* [Brano citato]:
== == ==
Prove tecniche di Terroir “I crus della Campania”: Antonio Paolini, Giovanni Ascione. Due percorsi in uno. Belli assai. Il primo: un castello sul mare, tante sale, lunghi corridoi. Ci vuole la mappa del tesoro, per passare da un posto all’altro. Il tesoro è la mappa del secondo viaggio.

Sono i vini da vitigni indigeni nazionali che Vitigno Italia, il festival napoletano del vino, bella formula ormai arciconsolidata, offre ogni anno nella cornice unica di Castel dell’Ovo. Un bel po’ di produttori, attrazioni vere (esempio, Piero Palmucci e i suoi Rossi che sembrano Brunello e i Brunello che sembrano, toh… straBrunello, e che Brunello!!). E poi degustazioni a tema, di ogni genere. Ad esempio, quella dedicata alla Campania e ai suoi cru, le pazzesche varietà e i luoghi estremi di una regione che per tutti è golfi, costiere, isole, mare, pizza e tuppete, e per chi fa vino è lavoro spesso impervio ma straordinario, in bilico tra moderno ed estremo e le atmosfere da Indiana Jones del vigneto.

Prendi per esempio il primo vino dei dieci che sto per raccontare, e che hanno scandito la degu affidata indegnamente al sottoscritto e a Giovanni Ascione (campano doc, e mitico conduttore dal piglio straordinariamente laico, colto e informato, e perciò capace di scorrer via assolutamente easy, profondo senza pesare o parere). Il vino di debutto è:

Grotta del Sole Asprinio Metodo classico. Ed è subito sintesi. Due tycoon del modern italico, Attilio Pagli in cantina e Federico Curtaz nel campo, per vigneti fuori dal mondo e dal tempo. Vite maritata, cioè attaccata ai pioppi a formare alberate da 15 metri di quota su cui si sale con scale da… circo. L’azienda lavora anche su Greco e Tufo, ma i suoi clou (e cru) speciali sono quelli dei Campi Flegrei. L’Asprinio è quella roba di cui il buon Soldati scrisse: … profuma appena, e quasi di limone: ma, in compenso, è di una secchezza totale, sostanziale, che non si può immaginare se non lo si gusta… Che grande piccolo vino! Il nostro ha più corpo, meno asprezza, 36 mesi sui lieviti, sa di agrume fine ma si arrotonda un po’. Con la bufala va sempre bene, ma con i piatti di mare di più. E lo laurea una produttrice Franciacortina, lady Muratori (vedremo perché presente) che lo definisce: uno splendido metodo classico. Non esageriamo: però 2 scatti e secchio ci stanno tutti…

Secondo step: da estremo a estremo, dai pioppi verticali alle altrettanto verticali pendenze dei vigneti di Ischia, che si vendemmiano… in funicolare. Il Casa d’Ambra Frassitelli 2010 è il prodotto ultimo di un marchio che dal 1863 vuol dire vino di Ischia. Frassitelli è il cru dei D’Ambra, che peraltro comprano da sempre un fettone (in proporzione) della risicata produzione isolana. Vigna vecchia 4 ettari nell’omonima località, poi altri appezzamenti di contorno e, a riprova che qua non si pazzìa, un campo sperimentale con tutte le uve delle radici ischi tane e non solo, ovvero Guarnaccia e Guarnaccello, Coda Cavallo, Streppa Rossa, Rillottola (Uva Rillo), Don Lunardo, Catalanesca, Uva Romana, Uva Procidana, Uva Coglionara… per vedere se da qualcosa si può trarre un pezzo ulteriore di futuro enoico locale. Questo Frassitelli, da Biancolella al 100%, parla ancora mezzo e mezzo al naso, ma si fa già sentire in bocca. Sa di fiori, ginestra in primis, e frutta gialla leggera: ma è tutt’altro che esile, grazie al batonage e al lungo nutrimento da fecce fini. Ci sta: 2 ½ scatti. E lavoro futuro dagli scampi al coniglio freddo. Ischitano, ça va sans dire.
== == ==
* [Materiale]:

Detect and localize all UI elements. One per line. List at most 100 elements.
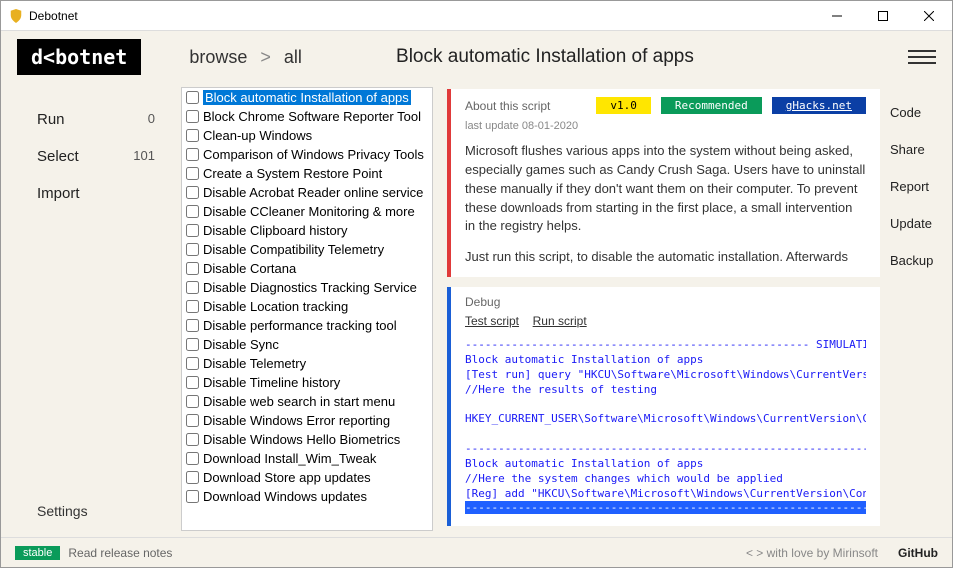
list-item[interactable]: Comparison of Windows Privacy Tools — [182, 145, 432, 164]
credits: < > with love by Mirinsoft — [746, 546, 878, 560]
about-label: About this script — [465, 99, 550, 113]
version-badge: v1.0 — [596, 97, 651, 114]
list-item[interactable]: Disable Windows Hello Biometrics — [182, 430, 432, 449]
breadcrumb-sep: > — [260, 47, 271, 67]
list-item[interactable]: Disable Clipboard history — [182, 221, 432, 240]
nav-settings[interactable]: Settings — [1, 493, 181, 537]
nav-select[interactable]: Select 101 — [1, 138, 181, 175]
side-update[interactable]: Update — [890, 216, 944, 231]
debug-console: ----------------------------------------… — [465, 338, 866, 516]
side-report[interactable]: Report — [890, 179, 944, 194]
list-item-checkbox[interactable] — [186, 205, 199, 218]
nav-run[interactable]: Run 0 — [1, 101, 181, 138]
list-item[interactable]: Disable web search in start menu — [182, 392, 432, 411]
recommended-badge: Recommended — [661, 97, 762, 114]
list-item-checkbox[interactable] — [186, 395, 199, 408]
list-item[interactable]: Disable Timeline history — [182, 373, 432, 392]
list-item-checkbox[interactable] — [186, 357, 199, 370]
list-item-label: Disable Compatibility Telemetry — [203, 242, 384, 257]
nav-import[interactable]: Import — [1, 175, 181, 212]
list-item-checkbox[interactable] — [186, 186, 199, 199]
list-item-checkbox[interactable] — [186, 471, 199, 484]
list-item[interactable]: Download Windows updates — [182, 487, 432, 506]
list-item[interactable]: Disable CCleaner Monitoring & more — [182, 202, 432, 221]
list-item[interactable]: Block automatic Installation of apps — [182, 88, 432, 107]
list-item-checkbox[interactable] — [186, 300, 199, 313]
logo: d<botnet — [17, 39, 141, 75]
list-item[interactable]: Disable Diagnostics Tracking Service — [182, 278, 432, 297]
list-item-label: Download Windows updates — [203, 489, 367, 504]
release-notes-link[interactable]: Read release notes — [68, 546, 172, 560]
breadcrumb-browse[interactable]: browse — [189, 47, 247, 67]
close-button[interactable] — [906, 1, 952, 31]
list-item[interactable]: Download Install_Wim_Tweak — [182, 449, 432, 468]
maximize-button[interactable] — [860, 1, 906, 31]
list-item-checkbox[interactable] — [186, 91, 199, 104]
nav-run-label: Run — [37, 111, 65, 128]
list-item-label: Disable performance tracking tool — [203, 318, 397, 333]
list-item-checkbox[interactable] — [186, 376, 199, 389]
list-item[interactable]: Clean-up Windows — [182, 126, 432, 145]
list-item-checkbox[interactable] — [186, 243, 199, 256]
footer: stable Read release notes < > with love … — [1, 537, 952, 567]
list-item-checkbox[interactable] — [186, 110, 199, 123]
list-item-checkbox[interactable] — [186, 319, 199, 332]
list-item[interactable]: Block Chrome Software Reporter Tool — [182, 107, 432, 126]
about-panel: About this script v1.0 Recommended gHack… — [447, 89, 880, 277]
nav-select-count: 101 — [133, 148, 155, 165]
list-item-label: Disable Cortana — [203, 261, 296, 276]
source-link[interactable]: gHacks.net — [772, 97, 866, 114]
test-script-link[interactable]: Test script — [465, 314, 519, 328]
list-item-checkbox[interactable] — [186, 129, 199, 142]
app-icon — [9, 9, 23, 23]
description-2: Just run this script, to disable the aut… — [465, 248, 866, 267]
list-item-checkbox[interactable] — [186, 167, 199, 180]
list-item-label: Disable Timeline history — [203, 375, 340, 390]
breadcrumb[interactable]: browse > all — [189, 47, 302, 68]
menu-icon[interactable] — [908, 46, 936, 68]
list-item-label: Block Chrome Software Reporter Tool — [203, 109, 421, 124]
description-1: Microsoft flushes various apps into the … — [465, 142, 866, 236]
list-item-checkbox[interactable] — [186, 433, 199, 446]
list-item-label: Clean-up Windows — [203, 128, 312, 143]
nav-run-count: 0 — [148, 111, 155, 128]
script-list: Block automatic Installation of apps Bloc… — [181, 87, 433, 531]
list-item-label: Disable Location tracking — [203, 299, 348, 314]
titlebar: Debotnet — [1, 1, 952, 31]
list-item[interactable]: Disable Telemetry — [182, 354, 432, 373]
list-item[interactable]: Disable Compatibility Telemetry — [182, 240, 432, 259]
page-title: Block automatic Installation of apps — [302, 46, 908, 68]
script-list-scroll[interactable]: Block automatic Installation of apps Bloc… — [182, 88, 432, 530]
minimize-button[interactable] — [814, 1, 860, 31]
nav-import-label: Import — [37, 185, 80, 202]
list-item-checkbox[interactable] — [186, 452, 199, 465]
side-code[interactable]: Code — [890, 105, 944, 120]
side-backup[interactable]: Backup — [890, 253, 944, 268]
run-script-link[interactable]: Run script — [533, 314, 587, 328]
list-item[interactable]: Disable Windows Error reporting — [182, 411, 432, 430]
list-item-checkbox[interactable] — [186, 148, 199, 161]
list-item-label: Disable web search in start menu — [203, 394, 395, 409]
list-item[interactable]: Disable Location tracking — [182, 297, 432, 316]
github-link[interactable]: GitHub — [898, 546, 938, 560]
side-share[interactable]: Share — [890, 142, 944, 157]
list-item-label: Download Install_Wim_Tweak — [203, 451, 376, 466]
list-item[interactable]: Disable Sync — [182, 335, 432, 354]
list-item[interactable]: Disable Cortana — [182, 259, 432, 278]
list-item-label: Disable Windows Hello Biometrics — [203, 432, 400, 447]
list-item-checkbox[interactable] — [186, 338, 199, 351]
topbar: d<botnet browse > all Block automatic In… — [1, 31, 952, 83]
list-item-checkbox[interactable] — [186, 490, 199, 503]
list-item[interactable]: Download Store app updates — [182, 468, 432, 487]
list-item-checkbox[interactable] — [186, 281, 199, 294]
breadcrumb-all[interactable]: all — [284, 47, 302, 67]
list-item[interactable]: Create a System Restore Point — [182, 164, 432, 183]
list-item-checkbox[interactable] — [186, 414, 199, 427]
list-item-label: Disable Sync — [203, 337, 279, 352]
list-item-label: Comparison of Windows Privacy Tools — [203, 147, 424, 162]
list-item[interactable]: Disable performance tracking tool — [182, 316, 432, 335]
list-item-checkbox[interactable] — [186, 224, 199, 237]
list-item-label: Disable Telemetry — [203, 356, 306, 371]
list-item[interactable]: Disable Acrobat Reader online service — [182, 183, 432, 202]
list-item-checkbox[interactable] — [186, 262, 199, 275]
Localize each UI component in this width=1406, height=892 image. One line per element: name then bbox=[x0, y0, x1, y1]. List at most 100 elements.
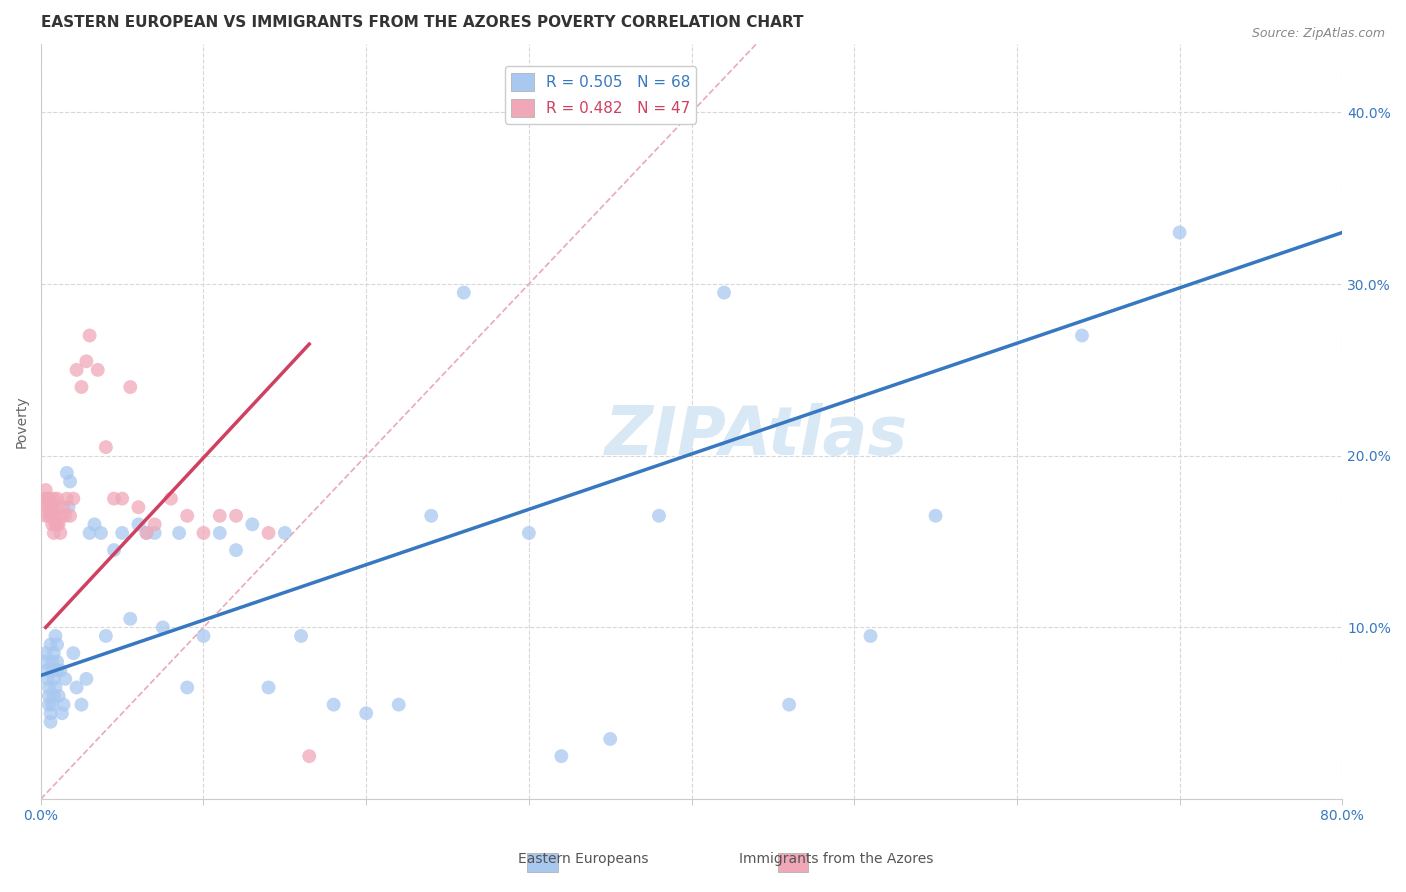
Point bbox=[176, 681, 198, 695]
Point bbox=[49, 663, 72, 677]
Point bbox=[135, 525, 157, 540]
Point bbox=[38, 689, 60, 703]
Point bbox=[52, 500, 75, 515]
Point bbox=[38, 491, 60, 506]
Point bbox=[46, 655, 69, 669]
Point bbox=[34, 646, 56, 660]
Point bbox=[56, 466, 79, 480]
Point bbox=[34, 483, 56, 497]
Point bbox=[62, 491, 84, 506]
Point bbox=[62, 646, 84, 660]
Point bbox=[41, 698, 63, 712]
Point bbox=[52, 698, 75, 712]
Point bbox=[39, 500, 62, 515]
Point bbox=[94, 629, 117, 643]
Point bbox=[94, 440, 117, 454]
Point bbox=[75, 672, 97, 686]
Point bbox=[41, 655, 63, 669]
Point bbox=[290, 629, 312, 643]
Point bbox=[924, 508, 946, 523]
Point bbox=[53, 508, 76, 523]
Text: Eastern Europeans: Eastern Europeans bbox=[519, 853, 648, 866]
Legend: R = 0.505   N = 68, R = 0.482   N = 47: R = 0.505 N = 68, R = 0.482 N = 47 bbox=[505, 66, 696, 124]
Point bbox=[599, 731, 621, 746]
Point bbox=[208, 508, 231, 523]
Point bbox=[127, 517, 149, 532]
Point bbox=[38, 500, 60, 515]
Point bbox=[42, 508, 65, 523]
Point bbox=[65, 681, 87, 695]
Point bbox=[56, 491, 79, 506]
Point bbox=[37, 672, 59, 686]
Point bbox=[420, 508, 443, 523]
Text: Source: ZipAtlas.com: Source: ZipAtlas.com bbox=[1251, 27, 1385, 40]
Point bbox=[41, 663, 63, 677]
Point bbox=[208, 525, 231, 540]
Point bbox=[37, 500, 59, 515]
Point bbox=[778, 698, 800, 712]
Point bbox=[1071, 328, 1094, 343]
Point bbox=[34, 508, 56, 523]
Point bbox=[46, 638, 69, 652]
Point bbox=[193, 525, 215, 540]
Point bbox=[87, 363, 110, 377]
Point bbox=[53, 672, 76, 686]
Point bbox=[517, 525, 540, 540]
Point bbox=[37, 491, 59, 506]
Point bbox=[38, 508, 60, 523]
Text: ZIPAtlas: ZIPAtlas bbox=[605, 403, 908, 469]
Point bbox=[46, 517, 69, 532]
Point bbox=[42, 491, 65, 506]
Point bbox=[257, 525, 280, 540]
Point bbox=[79, 525, 101, 540]
Point bbox=[42, 689, 65, 703]
Point bbox=[143, 525, 166, 540]
Point bbox=[240, 517, 263, 532]
Point bbox=[176, 508, 198, 523]
Point bbox=[322, 698, 344, 712]
Point bbox=[38, 681, 60, 695]
Point bbox=[225, 543, 247, 558]
Point bbox=[388, 698, 411, 712]
Point bbox=[39, 638, 62, 652]
Point bbox=[648, 508, 671, 523]
Point bbox=[32, 655, 55, 669]
Point bbox=[37, 663, 59, 677]
Point bbox=[51, 706, 73, 721]
Point bbox=[111, 525, 134, 540]
Point bbox=[193, 629, 215, 643]
Point bbox=[167, 525, 190, 540]
Point bbox=[65, 363, 87, 377]
Point bbox=[79, 328, 101, 343]
Point bbox=[135, 525, 157, 540]
Point bbox=[111, 491, 134, 506]
Text: EASTERN EUROPEAN VS IMMIGRANTS FROM THE AZORES POVERTY CORRELATION CHART: EASTERN EUROPEAN VS IMMIGRANTS FROM THE … bbox=[41, 15, 803, 30]
Text: Immigrants from the Azores: Immigrants from the Azores bbox=[740, 853, 934, 866]
Point bbox=[75, 354, 97, 368]
Point bbox=[42, 672, 65, 686]
Point bbox=[90, 525, 112, 540]
Point bbox=[46, 491, 69, 506]
Point bbox=[42, 525, 65, 540]
Point bbox=[120, 380, 142, 394]
Point bbox=[859, 629, 882, 643]
Point bbox=[41, 517, 63, 532]
Point bbox=[152, 620, 174, 634]
Point bbox=[70, 698, 93, 712]
Point bbox=[44, 629, 66, 643]
Point bbox=[103, 491, 125, 506]
Point bbox=[44, 500, 66, 515]
Point bbox=[453, 285, 475, 300]
Point bbox=[354, 706, 377, 721]
Point bbox=[39, 706, 62, 721]
Y-axis label: Poverty: Poverty bbox=[15, 395, 30, 448]
Point bbox=[49, 525, 72, 540]
Point bbox=[39, 714, 62, 729]
Point bbox=[48, 689, 70, 703]
Point bbox=[41, 508, 63, 523]
Point bbox=[51, 508, 73, 523]
Point bbox=[127, 500, 149, 515]
Point bbox=[274, 525, 297, 540]
Point bbox=[143, 517, 166, 532]
Point bbox=[59, 475, 82, 489]
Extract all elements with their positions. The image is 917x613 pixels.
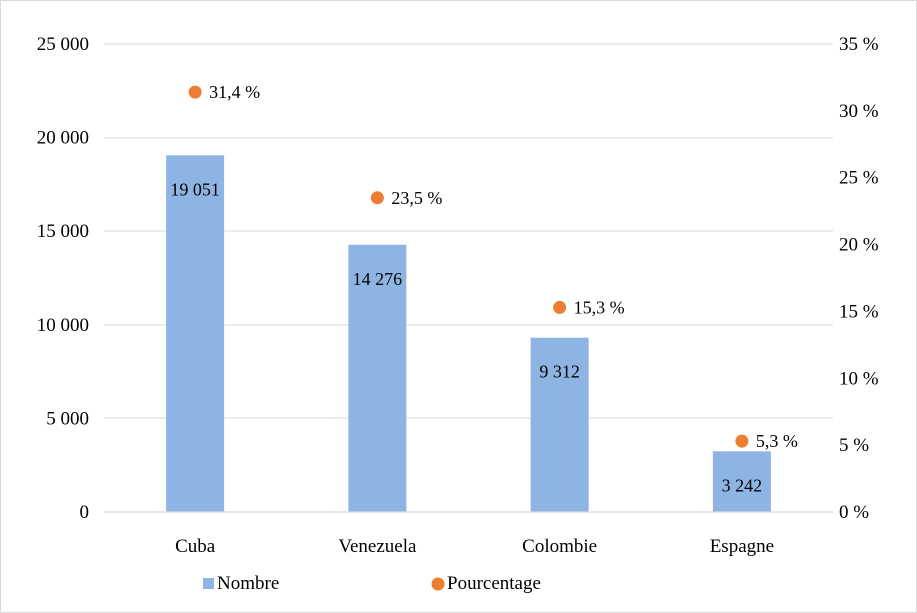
- legend: Nombre Pourcentage: [203, 573, 541, 594]
- left-axis-tick-label: 10 000: [37, 315, 89, 336]
- bar-data-label: 14 276: [353, 269, 403, 289]
- category-label: Colombie: [522, 536, 597, 557]
- percentage-point: [735, 434, 749, 448]
- right-axis-tick-label: 15 %: [839, 301, 879, 322]
- percentage-point: [370, 191, 384, 205]
- legend-label-nombre: Nombre: [217, 573, 279, 594]
- point-data-label: 23,5 %: [391, 188, 442, 208]
- bar-series: 19 051 14 276 9 312 3 242: [166, 155, 771, 512]
- right-axis-tick-label: 35 %: [839, 34, 879, 55]
- percentage-point: [188, 85, 202, 99]
- bar: [166, 155, 225, 512]
- right-axis-tick-label: 5 %: [839, 435, 869, 456]
- legend-swatch-nombre: [203, 578, 214, 589]
- axes: 0 5 000 10 000 15 000 20 000 25 000 0 % 5 % 10 %…: [37, 34, 879, 557]
- bar: [348, 244, 407, 512]
- legend-label-pourcentage: Pourcentage: [447, 573, 541, 594]
- point-data-label: 31,4 %: [209, 82, 260, 102]
- point-data-label: 15,3 %: [574, 297, 625, 317]
- percentage-point: [553, 300, 567, 314]
- category-label: Espagne: [710, 536, 774, 557]
- left-axis-tick-label: 15 000: [37, 221, 89, 242]
- left-axis-tick-label: 20 000: [37, 128, 89, 149]
- bar: [530, 337, 589, 512]
- right-axis-tick-label: 10 %: [839, 368, 879, 389]
- point-data-label: 5,3 %: [756, 431, 798, 451]
- bar-data-label: 9 312: [539, 362, 580, 382]
- right-axis-tick-label: 0 %: [839, 502, 869, 523]
- right-axis-tick-label: 25 %: [839, 168, 879, 189]
- category-label: Venezuela: [338, 536, 417, 557]
- category-label: Cuba: [175, 536, 216, 557]
- legend-swatch-pourcentage: [431, 577, 445, 591]
- left-axis-tick-label: 25 000: [37, 34, 89, 55]
- left-axis-tick-label: 0: [80, 502, 90, 523]
- bar: [712, 451, 771, 512]
- point-series: 31,4 % 23,5 % 15,3 % 5,3 %: [188, 82, 798, 451]
- right-axis-tick-label: 20 %: [839, 235, 879, 256]
- bar-data-label: 19 051: [170, 179, 220, 199]
- bar-data-label: 3 242: [722, 475, 763, 495]
- left-axis-tick-label: 5 000: [46, 408, 89, 429]
- right-axis-tick-label: 30 %: [839, 101, 879, 122]
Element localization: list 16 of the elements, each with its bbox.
== == ==
* [Completa quanto segue]:
- A) Elenca tutti i cibi che il testo sui vini campani propone come abbinamento ai due vini descritti.
- B) Riporta alla lettera il passo del testo sui vini campani che parte da "Prove tecniche di" e termina con "del secondo viaggio.".
Il materiale è separato dal testo sui vini campani e non lo riguarda.

* [Le soluzioni]:
- A) Bufala, piatti di mare, scampi, coniglio freddo.

- B)
Prove tecniche di Terroir “I crus della Campania”: Antonio Paolini, Giovanni Ascione. Due percorsi in uno. Belli assai. Il primo: un castello sul mare, tante sale, lunghi corridoi. Ci vuole la mappa del tesoro, per passare da un posto all’altro. Il tesoro è la mappa del secondo viaggio.